*** Opening Source text ***
- 37°50′39″N 140°54′19″E﻿ / ﻿37.844266°N 140.905269°E
- Type: shell mound
- Periods: Neolithic
- Cultures: Late-to-Final Jōmon period
- Location: Shinchi, Fukushima, Japan
- Region: Tōhoku region

History
- Built: 4,000 BP
- Abandoned: 2,500 BP

Site notes
- Excavation dates: 1952–1954

= Sanganji shell mound =

Sanganji shell mound is a Late-to-Final Jōmon shell mound in Shinchi, Fukushima, Tōhoku region, Japan. The shell mound was excavated in 1952 by the Special Committee for Jomon Chronology of the Japanese
Archaeological Association and in 1954 by the University of Tokyo Department of Anthropology. The remains of over 40 individuals were excavated from the site. The remains are now housed in The University Museum at the University of Tokyo.

==mtDNA evidence==
Researchers extracted the DNA from the teeth, dating to around 3000 BP, of four of the human remains excavated from the Sanganji shell mound. Two of the individuals belong to Haplogroup N9b, while the other two belong to Haplogroup M7a2. In comparison to ancient Jomon populations, Haplogroup N9b is found most frequently in Jomon populations from Hokkaido and the Tōhoku region but rare elsewhere in Japan. In comparison to modern populations, Haplogroup N9b is found most frequently among the Udege people, while the haplogroup can also be found in modern Japanese people, albeit at low frequencies. Likewise, Haplogroup M7a2 is found most frequently among the Udege people, while the haplogroup is extremely rare in modern Japan.
*** Closing Source text ***
Activity list »
[1] In the Sanganji shell mound text, the sentence about Haplogroup M7a2 opens with "Likewise." Explain what the text says M7a2 shares with Haplogroup N9b.
[2] From the Sanganji shell mound text, extract the passage starting with "Sanganji shell mound is" and going on through "University of Tokyo.", word for word.
*** Opening Given data ***
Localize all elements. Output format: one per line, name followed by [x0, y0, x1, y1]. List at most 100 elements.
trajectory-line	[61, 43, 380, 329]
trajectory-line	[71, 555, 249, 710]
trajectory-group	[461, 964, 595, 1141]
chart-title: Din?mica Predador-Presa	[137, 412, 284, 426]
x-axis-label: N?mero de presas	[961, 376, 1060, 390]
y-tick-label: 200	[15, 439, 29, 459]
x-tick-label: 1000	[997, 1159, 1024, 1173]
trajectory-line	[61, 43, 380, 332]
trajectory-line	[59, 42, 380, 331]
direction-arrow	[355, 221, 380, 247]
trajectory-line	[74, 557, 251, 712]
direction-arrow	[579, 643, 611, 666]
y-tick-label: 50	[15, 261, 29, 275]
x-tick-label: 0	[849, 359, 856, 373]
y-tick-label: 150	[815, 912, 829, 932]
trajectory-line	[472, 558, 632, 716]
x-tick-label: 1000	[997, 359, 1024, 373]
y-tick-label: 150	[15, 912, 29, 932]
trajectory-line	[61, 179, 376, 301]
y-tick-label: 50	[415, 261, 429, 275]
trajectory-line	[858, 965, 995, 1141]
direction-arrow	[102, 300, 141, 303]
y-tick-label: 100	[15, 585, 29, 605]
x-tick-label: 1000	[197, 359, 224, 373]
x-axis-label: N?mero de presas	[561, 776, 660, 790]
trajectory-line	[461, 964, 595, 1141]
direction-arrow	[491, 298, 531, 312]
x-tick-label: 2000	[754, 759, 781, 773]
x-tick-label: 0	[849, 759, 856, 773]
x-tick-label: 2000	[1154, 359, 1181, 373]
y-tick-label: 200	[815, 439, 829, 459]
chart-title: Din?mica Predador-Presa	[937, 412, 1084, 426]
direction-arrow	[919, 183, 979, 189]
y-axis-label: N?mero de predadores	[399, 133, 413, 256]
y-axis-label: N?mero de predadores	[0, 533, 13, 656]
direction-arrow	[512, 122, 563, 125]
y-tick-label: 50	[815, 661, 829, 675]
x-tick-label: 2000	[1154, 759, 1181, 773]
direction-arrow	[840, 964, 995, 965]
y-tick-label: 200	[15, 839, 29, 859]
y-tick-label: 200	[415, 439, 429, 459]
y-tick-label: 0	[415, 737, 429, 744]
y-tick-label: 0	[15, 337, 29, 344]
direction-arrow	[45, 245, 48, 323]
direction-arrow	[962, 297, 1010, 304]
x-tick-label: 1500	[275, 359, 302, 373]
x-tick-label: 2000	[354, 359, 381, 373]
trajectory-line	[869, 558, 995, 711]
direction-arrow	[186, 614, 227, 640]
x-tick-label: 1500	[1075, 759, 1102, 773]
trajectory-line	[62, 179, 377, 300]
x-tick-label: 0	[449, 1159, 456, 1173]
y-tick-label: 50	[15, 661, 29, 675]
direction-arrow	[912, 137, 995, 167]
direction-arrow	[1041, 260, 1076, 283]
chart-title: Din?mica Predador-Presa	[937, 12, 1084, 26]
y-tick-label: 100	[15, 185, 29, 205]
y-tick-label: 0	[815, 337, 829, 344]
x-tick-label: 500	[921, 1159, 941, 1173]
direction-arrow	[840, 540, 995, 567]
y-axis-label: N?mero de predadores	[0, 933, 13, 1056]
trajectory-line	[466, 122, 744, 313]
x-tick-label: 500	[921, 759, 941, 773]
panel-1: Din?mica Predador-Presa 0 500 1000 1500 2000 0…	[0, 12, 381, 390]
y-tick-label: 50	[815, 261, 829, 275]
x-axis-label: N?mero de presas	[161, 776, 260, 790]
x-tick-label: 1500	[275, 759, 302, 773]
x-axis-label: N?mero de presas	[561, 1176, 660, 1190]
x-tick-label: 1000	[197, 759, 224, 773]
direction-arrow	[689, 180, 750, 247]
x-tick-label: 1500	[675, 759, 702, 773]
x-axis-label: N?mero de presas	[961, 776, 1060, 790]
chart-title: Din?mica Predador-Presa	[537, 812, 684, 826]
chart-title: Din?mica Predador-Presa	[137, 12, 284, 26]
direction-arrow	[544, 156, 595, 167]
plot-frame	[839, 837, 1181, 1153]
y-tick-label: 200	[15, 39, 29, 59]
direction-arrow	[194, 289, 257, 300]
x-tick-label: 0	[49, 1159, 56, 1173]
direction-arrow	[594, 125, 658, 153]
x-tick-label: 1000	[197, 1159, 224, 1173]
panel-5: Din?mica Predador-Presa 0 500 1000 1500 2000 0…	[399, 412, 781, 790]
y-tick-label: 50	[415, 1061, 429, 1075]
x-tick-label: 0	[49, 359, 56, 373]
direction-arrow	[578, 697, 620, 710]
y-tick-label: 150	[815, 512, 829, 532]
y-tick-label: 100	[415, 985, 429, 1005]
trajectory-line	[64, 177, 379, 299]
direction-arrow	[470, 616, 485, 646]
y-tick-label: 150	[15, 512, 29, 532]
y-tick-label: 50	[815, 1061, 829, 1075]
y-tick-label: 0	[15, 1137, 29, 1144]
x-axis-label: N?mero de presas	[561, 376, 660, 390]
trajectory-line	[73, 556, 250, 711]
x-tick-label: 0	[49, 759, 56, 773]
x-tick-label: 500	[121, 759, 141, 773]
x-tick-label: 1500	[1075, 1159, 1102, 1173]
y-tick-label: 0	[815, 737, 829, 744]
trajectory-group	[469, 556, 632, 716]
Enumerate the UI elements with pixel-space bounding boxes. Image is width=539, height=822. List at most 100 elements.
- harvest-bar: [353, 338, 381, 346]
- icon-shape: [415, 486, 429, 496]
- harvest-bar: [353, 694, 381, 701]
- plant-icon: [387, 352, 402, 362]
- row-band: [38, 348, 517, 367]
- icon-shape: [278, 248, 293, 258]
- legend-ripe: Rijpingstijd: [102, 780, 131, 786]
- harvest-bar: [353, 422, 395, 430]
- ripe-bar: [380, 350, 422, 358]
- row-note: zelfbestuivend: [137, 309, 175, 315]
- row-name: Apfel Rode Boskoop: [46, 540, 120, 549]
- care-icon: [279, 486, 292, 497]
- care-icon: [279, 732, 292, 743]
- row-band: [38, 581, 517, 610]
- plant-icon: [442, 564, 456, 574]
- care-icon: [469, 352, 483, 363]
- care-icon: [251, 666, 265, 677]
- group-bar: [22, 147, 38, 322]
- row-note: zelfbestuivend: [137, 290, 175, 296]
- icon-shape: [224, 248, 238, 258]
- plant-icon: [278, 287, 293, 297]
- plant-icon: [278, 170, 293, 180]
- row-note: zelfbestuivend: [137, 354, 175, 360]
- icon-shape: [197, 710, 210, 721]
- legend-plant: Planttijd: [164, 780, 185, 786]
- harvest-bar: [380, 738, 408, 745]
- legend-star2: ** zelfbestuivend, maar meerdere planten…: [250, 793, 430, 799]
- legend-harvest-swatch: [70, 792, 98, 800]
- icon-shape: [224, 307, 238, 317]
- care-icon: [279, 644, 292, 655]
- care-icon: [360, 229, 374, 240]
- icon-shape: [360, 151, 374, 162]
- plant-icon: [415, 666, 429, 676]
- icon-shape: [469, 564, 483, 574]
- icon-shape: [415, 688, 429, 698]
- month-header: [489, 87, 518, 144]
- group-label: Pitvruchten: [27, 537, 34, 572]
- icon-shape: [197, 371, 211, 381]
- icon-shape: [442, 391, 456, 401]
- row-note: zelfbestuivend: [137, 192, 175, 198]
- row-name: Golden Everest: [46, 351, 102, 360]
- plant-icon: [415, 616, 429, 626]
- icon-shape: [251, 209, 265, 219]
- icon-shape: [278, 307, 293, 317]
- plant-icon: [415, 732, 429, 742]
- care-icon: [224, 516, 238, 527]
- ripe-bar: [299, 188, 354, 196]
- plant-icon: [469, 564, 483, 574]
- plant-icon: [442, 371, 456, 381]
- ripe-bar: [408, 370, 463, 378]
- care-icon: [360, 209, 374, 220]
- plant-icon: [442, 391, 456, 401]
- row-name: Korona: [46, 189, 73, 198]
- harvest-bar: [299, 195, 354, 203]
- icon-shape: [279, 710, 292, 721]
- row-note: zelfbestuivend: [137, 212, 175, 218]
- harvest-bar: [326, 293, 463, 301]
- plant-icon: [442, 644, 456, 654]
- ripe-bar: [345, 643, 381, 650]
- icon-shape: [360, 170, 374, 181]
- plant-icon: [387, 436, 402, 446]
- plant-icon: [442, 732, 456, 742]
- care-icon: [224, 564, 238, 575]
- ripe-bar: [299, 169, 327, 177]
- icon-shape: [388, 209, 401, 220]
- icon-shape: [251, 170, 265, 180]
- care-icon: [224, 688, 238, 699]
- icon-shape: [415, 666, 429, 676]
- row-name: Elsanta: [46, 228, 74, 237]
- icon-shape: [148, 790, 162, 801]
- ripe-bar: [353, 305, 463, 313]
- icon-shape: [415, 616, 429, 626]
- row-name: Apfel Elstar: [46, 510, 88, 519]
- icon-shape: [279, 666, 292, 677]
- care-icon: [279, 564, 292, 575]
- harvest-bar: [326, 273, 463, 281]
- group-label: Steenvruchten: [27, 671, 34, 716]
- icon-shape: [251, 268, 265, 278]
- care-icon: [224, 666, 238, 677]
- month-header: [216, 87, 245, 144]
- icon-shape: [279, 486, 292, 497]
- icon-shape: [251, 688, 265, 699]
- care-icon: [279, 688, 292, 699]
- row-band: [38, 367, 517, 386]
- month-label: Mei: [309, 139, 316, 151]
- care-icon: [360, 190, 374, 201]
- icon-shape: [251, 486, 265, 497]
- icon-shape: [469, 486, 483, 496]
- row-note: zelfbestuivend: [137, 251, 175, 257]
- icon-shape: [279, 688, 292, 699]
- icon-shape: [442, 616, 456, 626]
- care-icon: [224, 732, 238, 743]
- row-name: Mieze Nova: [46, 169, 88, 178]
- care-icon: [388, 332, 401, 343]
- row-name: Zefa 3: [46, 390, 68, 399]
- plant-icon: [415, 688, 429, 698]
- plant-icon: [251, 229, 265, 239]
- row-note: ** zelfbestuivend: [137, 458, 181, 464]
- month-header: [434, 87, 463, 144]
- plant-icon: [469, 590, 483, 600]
*** Closing Given data ***
Solutions to the tasks »
[1] Like Haplogroup N9b, Haplogroup M7a2 is found most frequently among the Udege people. The two differ in modern Japan: N9b occurs there at low frequencies, while M7a2 is extremely rare.

[2]
Sanganji shell mound is a Late-to-Final Jōmon shell mound in Shinchi, Fukushima, Tōhoku region, Japan. The shell mound was excavated in 1952 by the Special Committee for Jomon Chronology of the Japanese
Archaeological Association and in 1954 by the University of Tokyo Department of Anthropology. The remains of over 40 individuals were excavated from the site. The remains are now housed in The University Museum at the University of Tokyo.